◆ Exercise: Pull out every line below containing the word "verified".

[begin Extracted data]

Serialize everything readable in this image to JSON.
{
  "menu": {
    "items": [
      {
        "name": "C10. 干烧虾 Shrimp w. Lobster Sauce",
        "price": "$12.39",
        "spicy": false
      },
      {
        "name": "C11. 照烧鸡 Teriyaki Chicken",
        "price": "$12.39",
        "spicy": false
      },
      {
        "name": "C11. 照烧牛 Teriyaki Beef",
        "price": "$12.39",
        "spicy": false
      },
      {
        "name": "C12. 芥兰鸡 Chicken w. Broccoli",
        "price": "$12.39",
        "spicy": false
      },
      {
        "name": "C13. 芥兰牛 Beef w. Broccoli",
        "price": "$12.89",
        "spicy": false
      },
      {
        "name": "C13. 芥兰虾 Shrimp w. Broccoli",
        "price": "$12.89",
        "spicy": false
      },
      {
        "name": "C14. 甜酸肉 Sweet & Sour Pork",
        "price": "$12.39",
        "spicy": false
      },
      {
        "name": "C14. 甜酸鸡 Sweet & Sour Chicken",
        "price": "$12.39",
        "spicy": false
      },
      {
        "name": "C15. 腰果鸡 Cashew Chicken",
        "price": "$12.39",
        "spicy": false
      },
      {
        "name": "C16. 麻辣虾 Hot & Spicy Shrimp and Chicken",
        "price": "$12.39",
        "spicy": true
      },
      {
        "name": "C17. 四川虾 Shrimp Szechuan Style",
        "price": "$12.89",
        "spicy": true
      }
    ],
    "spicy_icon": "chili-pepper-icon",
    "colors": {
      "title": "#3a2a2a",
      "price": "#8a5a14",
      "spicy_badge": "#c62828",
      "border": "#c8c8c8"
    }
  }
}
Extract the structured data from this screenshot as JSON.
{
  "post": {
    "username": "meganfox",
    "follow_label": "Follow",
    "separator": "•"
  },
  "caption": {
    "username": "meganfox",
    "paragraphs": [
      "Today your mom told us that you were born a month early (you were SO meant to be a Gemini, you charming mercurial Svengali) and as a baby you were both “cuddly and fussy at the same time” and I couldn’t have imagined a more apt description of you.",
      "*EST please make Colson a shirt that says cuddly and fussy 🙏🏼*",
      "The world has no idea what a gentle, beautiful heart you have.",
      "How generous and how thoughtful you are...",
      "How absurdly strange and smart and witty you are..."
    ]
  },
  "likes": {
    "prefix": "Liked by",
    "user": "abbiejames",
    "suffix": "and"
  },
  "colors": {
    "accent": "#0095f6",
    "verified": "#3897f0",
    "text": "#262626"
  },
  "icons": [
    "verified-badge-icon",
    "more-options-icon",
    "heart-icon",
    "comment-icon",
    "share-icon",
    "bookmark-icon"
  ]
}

[end Extracted data]
[begin Extracted data]

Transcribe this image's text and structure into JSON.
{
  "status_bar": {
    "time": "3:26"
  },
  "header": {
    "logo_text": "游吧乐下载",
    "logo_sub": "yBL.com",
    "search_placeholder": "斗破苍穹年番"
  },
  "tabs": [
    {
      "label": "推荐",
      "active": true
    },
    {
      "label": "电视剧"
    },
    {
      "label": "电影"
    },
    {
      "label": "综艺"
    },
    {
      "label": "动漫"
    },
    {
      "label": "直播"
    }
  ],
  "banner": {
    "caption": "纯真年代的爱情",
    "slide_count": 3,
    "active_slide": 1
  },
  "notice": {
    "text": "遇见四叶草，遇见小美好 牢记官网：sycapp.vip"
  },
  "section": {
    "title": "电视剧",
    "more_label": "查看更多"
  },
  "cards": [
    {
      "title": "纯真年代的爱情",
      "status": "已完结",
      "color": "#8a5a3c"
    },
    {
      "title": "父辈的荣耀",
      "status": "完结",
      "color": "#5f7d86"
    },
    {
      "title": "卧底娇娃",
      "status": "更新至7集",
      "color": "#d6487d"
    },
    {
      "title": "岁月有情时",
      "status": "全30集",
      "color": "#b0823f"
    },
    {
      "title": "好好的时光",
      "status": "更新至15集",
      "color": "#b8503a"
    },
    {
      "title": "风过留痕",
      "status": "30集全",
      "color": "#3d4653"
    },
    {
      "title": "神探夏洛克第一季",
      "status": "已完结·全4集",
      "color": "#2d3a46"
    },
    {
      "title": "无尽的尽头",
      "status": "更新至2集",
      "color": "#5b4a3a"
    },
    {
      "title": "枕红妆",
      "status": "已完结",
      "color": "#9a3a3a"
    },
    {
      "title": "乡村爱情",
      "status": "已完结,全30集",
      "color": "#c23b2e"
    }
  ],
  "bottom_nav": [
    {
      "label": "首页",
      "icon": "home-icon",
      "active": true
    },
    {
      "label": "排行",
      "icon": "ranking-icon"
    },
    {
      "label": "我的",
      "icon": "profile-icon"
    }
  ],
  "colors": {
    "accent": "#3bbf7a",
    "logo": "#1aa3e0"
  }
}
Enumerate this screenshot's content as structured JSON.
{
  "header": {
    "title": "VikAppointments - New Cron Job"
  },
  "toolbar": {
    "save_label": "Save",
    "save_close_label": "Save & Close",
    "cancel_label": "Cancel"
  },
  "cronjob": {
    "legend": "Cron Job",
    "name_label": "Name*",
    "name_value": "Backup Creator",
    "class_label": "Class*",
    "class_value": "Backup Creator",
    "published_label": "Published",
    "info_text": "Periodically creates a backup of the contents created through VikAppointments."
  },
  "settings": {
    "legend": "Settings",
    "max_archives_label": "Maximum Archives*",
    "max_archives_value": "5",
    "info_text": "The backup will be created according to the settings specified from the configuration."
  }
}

[end Extracted data]
[begin Extracted data]

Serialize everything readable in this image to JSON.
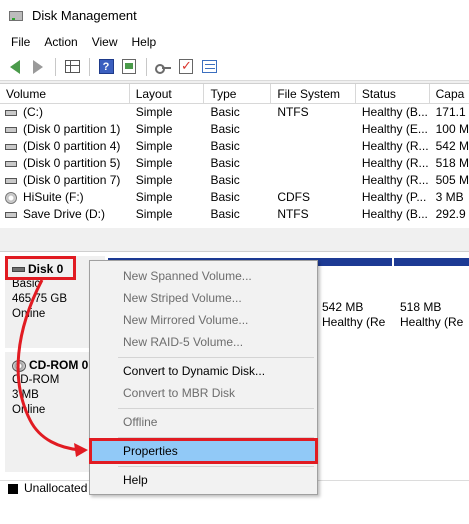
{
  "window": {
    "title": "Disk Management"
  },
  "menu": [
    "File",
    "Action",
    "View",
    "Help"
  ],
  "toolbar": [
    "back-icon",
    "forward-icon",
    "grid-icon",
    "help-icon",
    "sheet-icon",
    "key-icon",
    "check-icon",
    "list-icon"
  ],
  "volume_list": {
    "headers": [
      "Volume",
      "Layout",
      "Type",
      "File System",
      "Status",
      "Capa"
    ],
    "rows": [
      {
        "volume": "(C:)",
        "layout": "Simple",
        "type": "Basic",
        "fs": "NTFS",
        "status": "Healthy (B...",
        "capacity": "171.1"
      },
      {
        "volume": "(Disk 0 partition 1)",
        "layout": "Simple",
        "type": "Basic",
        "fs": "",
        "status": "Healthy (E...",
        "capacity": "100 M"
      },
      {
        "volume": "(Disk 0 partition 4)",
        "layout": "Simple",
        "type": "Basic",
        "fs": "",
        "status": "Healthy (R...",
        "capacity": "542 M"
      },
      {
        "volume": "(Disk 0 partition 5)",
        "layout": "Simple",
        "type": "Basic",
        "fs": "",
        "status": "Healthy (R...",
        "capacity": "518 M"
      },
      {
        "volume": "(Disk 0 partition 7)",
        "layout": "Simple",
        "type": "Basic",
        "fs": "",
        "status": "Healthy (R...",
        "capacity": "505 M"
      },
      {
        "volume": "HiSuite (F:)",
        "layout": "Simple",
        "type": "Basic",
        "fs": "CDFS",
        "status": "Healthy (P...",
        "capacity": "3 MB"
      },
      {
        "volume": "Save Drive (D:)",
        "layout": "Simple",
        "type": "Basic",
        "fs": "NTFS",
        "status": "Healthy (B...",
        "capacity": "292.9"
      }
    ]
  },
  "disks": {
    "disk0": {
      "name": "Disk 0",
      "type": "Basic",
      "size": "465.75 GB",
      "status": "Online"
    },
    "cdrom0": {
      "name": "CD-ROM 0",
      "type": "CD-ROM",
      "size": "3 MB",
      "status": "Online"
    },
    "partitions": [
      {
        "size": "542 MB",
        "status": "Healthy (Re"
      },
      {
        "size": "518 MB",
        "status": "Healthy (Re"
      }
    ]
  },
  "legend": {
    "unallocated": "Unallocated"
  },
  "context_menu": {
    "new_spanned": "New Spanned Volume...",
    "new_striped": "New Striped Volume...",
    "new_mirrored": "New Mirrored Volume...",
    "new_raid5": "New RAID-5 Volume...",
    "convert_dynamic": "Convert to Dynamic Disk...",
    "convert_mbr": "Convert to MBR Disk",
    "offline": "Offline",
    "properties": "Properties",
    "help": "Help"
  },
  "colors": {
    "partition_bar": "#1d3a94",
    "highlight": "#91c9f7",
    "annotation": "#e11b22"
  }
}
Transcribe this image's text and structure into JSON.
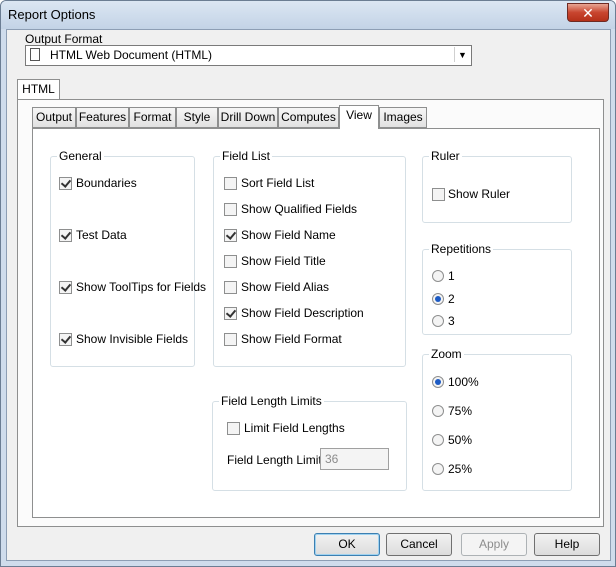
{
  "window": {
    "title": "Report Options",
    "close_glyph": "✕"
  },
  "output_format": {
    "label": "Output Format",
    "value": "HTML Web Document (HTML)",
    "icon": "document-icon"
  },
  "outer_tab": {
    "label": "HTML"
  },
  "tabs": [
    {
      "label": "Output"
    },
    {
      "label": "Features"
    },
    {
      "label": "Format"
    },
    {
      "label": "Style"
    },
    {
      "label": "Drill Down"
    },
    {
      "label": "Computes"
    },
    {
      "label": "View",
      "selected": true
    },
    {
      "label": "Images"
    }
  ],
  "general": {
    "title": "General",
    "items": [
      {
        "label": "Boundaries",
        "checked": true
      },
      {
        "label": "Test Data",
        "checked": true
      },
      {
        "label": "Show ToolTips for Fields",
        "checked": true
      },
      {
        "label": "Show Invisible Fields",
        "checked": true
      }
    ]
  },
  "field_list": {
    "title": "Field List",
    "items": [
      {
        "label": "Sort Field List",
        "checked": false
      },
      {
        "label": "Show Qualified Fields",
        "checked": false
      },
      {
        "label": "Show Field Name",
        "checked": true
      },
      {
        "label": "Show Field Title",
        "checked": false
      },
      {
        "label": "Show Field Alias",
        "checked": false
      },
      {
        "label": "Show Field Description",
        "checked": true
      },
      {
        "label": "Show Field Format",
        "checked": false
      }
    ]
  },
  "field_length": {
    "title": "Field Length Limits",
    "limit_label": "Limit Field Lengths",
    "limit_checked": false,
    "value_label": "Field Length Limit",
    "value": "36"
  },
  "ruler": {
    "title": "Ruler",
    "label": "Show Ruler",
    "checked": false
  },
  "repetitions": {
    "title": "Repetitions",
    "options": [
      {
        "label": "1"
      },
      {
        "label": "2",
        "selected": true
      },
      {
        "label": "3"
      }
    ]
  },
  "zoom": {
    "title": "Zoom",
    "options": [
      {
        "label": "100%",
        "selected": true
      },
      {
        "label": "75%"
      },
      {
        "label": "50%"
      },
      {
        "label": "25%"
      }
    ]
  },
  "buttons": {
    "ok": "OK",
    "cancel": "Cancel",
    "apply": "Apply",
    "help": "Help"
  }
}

[end Extracted data]

◆ Answer to this problem:
    "verified": "#3897f0",
    "verified-badge-icon",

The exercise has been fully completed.